EXERCISE DIRECTIONS
Scan the entries below for the word "wissersnelheid". Copy each line that has it.

RECORDS FOR THIS EXERCISE
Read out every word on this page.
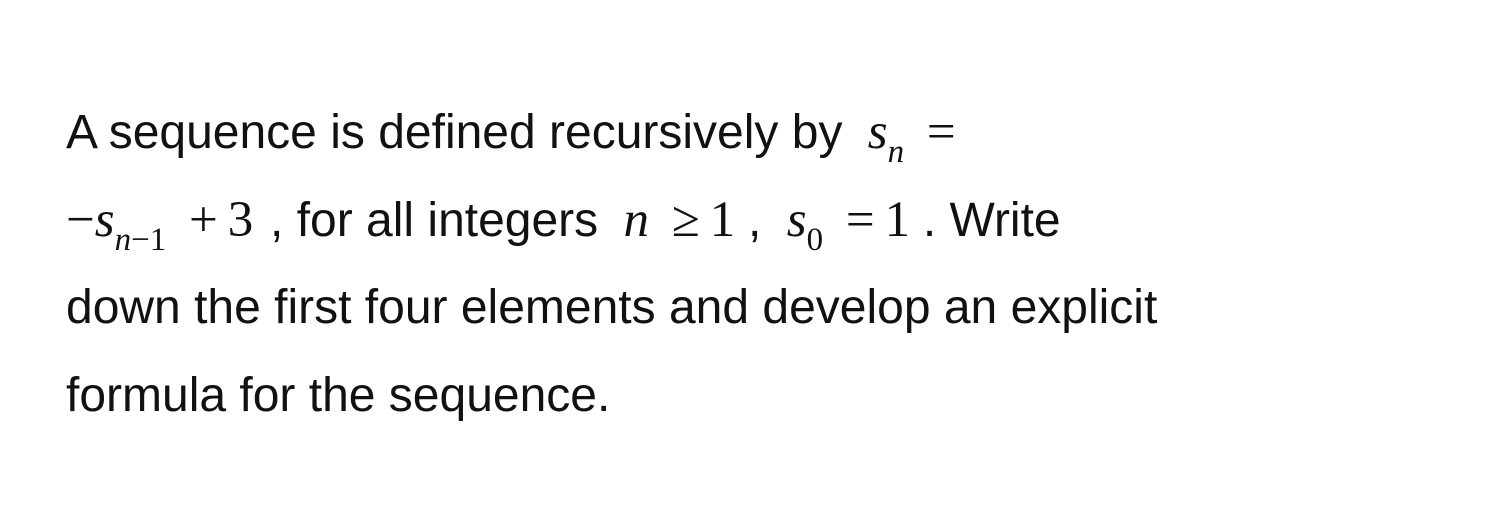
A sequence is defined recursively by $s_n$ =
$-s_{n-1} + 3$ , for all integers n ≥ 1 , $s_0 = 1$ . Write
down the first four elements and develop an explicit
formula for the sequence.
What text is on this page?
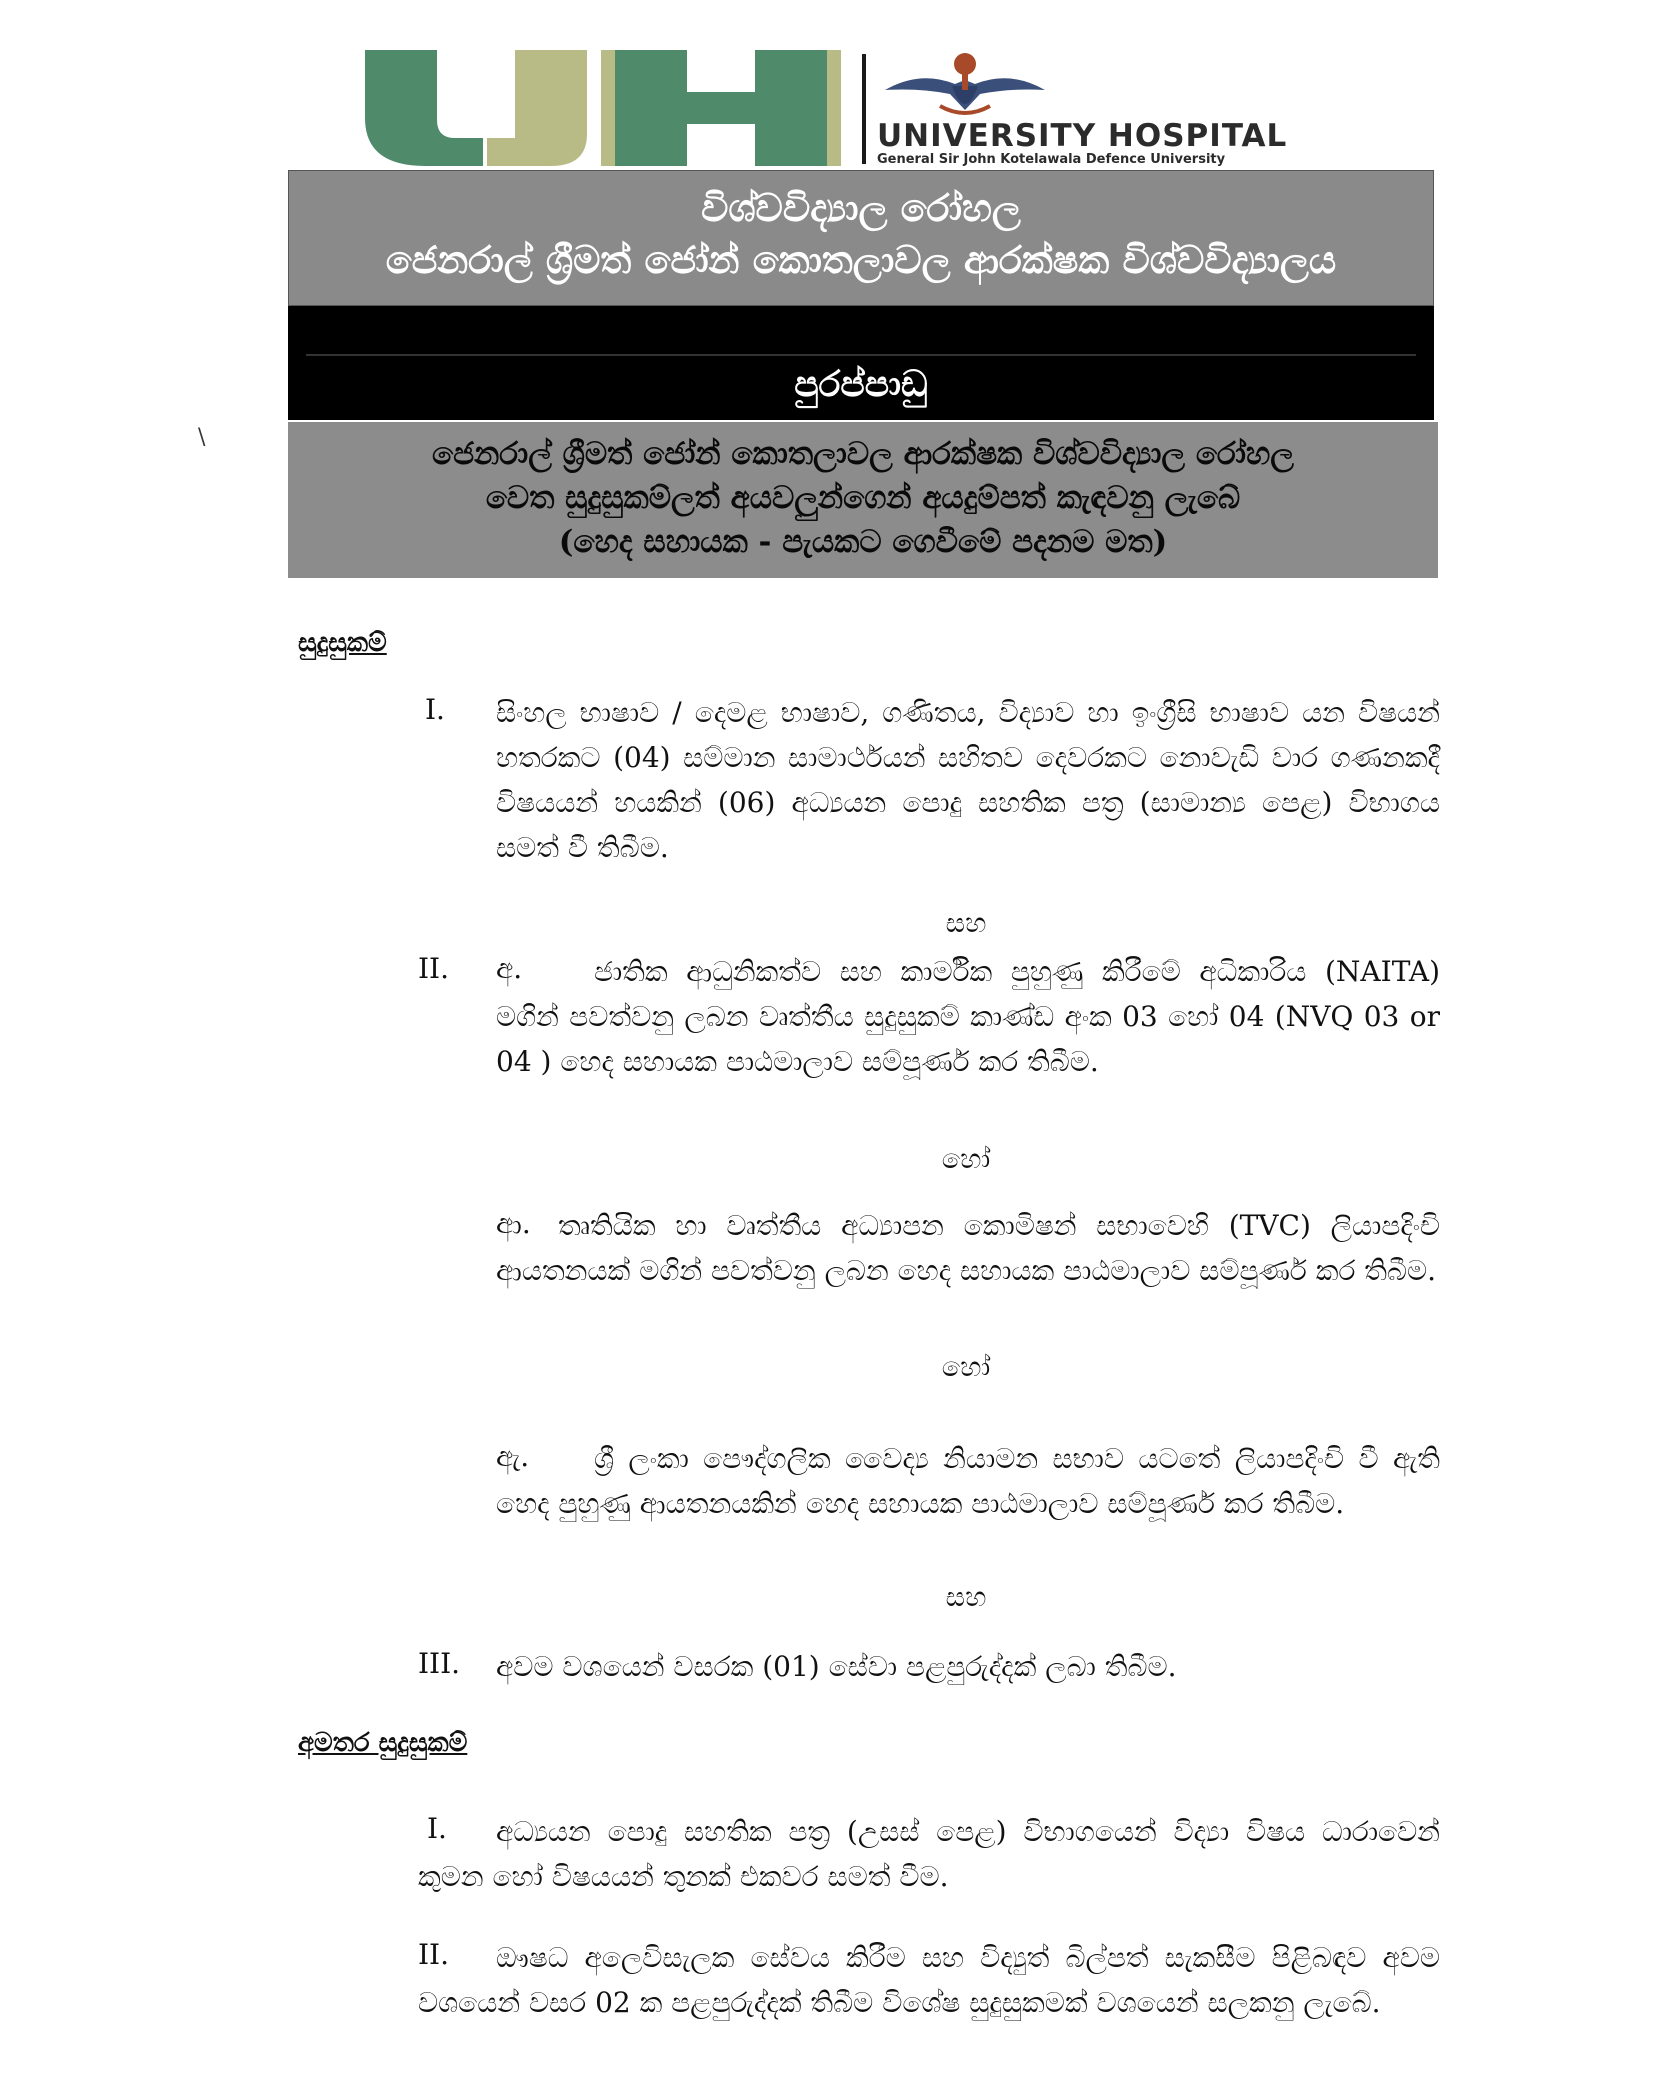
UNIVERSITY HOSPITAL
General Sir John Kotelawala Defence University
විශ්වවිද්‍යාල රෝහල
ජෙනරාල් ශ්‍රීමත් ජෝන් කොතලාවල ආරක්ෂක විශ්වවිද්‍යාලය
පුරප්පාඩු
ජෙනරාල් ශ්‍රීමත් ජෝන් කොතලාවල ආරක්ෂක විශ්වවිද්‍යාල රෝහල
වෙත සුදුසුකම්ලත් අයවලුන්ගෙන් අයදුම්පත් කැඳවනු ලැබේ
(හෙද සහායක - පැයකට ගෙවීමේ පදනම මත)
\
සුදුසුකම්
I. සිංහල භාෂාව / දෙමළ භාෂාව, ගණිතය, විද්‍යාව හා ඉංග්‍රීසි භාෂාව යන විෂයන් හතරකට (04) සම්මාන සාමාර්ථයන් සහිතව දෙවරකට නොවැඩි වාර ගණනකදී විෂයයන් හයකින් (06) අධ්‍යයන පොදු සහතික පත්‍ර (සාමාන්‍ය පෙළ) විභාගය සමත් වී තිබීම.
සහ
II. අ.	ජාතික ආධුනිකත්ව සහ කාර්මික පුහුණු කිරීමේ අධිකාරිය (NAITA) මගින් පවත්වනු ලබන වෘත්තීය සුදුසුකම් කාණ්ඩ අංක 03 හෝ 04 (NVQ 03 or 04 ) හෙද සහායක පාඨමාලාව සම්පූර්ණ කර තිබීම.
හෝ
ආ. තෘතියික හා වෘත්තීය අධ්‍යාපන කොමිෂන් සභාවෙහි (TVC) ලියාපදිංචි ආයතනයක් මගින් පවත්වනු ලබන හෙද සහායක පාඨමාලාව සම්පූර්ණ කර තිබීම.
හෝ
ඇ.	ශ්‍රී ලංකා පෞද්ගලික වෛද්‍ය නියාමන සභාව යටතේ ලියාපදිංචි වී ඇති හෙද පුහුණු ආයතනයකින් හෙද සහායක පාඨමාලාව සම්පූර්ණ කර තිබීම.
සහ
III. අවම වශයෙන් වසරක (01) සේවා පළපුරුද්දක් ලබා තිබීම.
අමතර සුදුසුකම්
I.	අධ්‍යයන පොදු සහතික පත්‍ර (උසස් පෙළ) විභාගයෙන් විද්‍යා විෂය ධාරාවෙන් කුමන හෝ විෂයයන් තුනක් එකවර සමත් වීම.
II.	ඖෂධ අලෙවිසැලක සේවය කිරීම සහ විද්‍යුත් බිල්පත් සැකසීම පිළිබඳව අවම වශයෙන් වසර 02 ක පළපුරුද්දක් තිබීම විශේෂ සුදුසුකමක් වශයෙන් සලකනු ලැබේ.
--
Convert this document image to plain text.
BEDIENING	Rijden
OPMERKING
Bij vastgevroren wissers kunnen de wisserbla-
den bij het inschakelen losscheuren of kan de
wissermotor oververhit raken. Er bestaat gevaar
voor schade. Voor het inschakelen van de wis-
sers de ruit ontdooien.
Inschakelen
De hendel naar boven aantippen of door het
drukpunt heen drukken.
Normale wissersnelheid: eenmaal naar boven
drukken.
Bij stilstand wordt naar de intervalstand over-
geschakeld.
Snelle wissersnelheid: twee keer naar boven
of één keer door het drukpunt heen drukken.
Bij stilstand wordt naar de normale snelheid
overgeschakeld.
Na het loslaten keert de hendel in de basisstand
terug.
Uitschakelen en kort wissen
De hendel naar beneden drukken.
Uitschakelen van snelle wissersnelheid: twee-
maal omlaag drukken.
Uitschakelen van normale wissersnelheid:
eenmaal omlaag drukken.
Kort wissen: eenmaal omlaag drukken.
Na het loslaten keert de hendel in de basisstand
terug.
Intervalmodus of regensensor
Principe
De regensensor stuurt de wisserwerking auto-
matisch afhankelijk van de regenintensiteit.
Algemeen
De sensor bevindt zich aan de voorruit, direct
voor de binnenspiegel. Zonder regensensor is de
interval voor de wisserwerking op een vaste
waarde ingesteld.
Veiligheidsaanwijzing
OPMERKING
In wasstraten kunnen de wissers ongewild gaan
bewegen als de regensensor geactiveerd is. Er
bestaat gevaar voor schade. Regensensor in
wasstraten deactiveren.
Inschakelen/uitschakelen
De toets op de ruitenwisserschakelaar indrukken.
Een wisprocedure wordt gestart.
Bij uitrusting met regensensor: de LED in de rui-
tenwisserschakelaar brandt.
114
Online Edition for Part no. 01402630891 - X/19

EXERCISE ANSWER
Normale wissersnelheid: eenmaal naar boven
Snelle wissersnelheid: twee keer naar boven
Uitschakelen van snelle wissersnelheid: twee-
Uitschakelen van normale wissersnelheid:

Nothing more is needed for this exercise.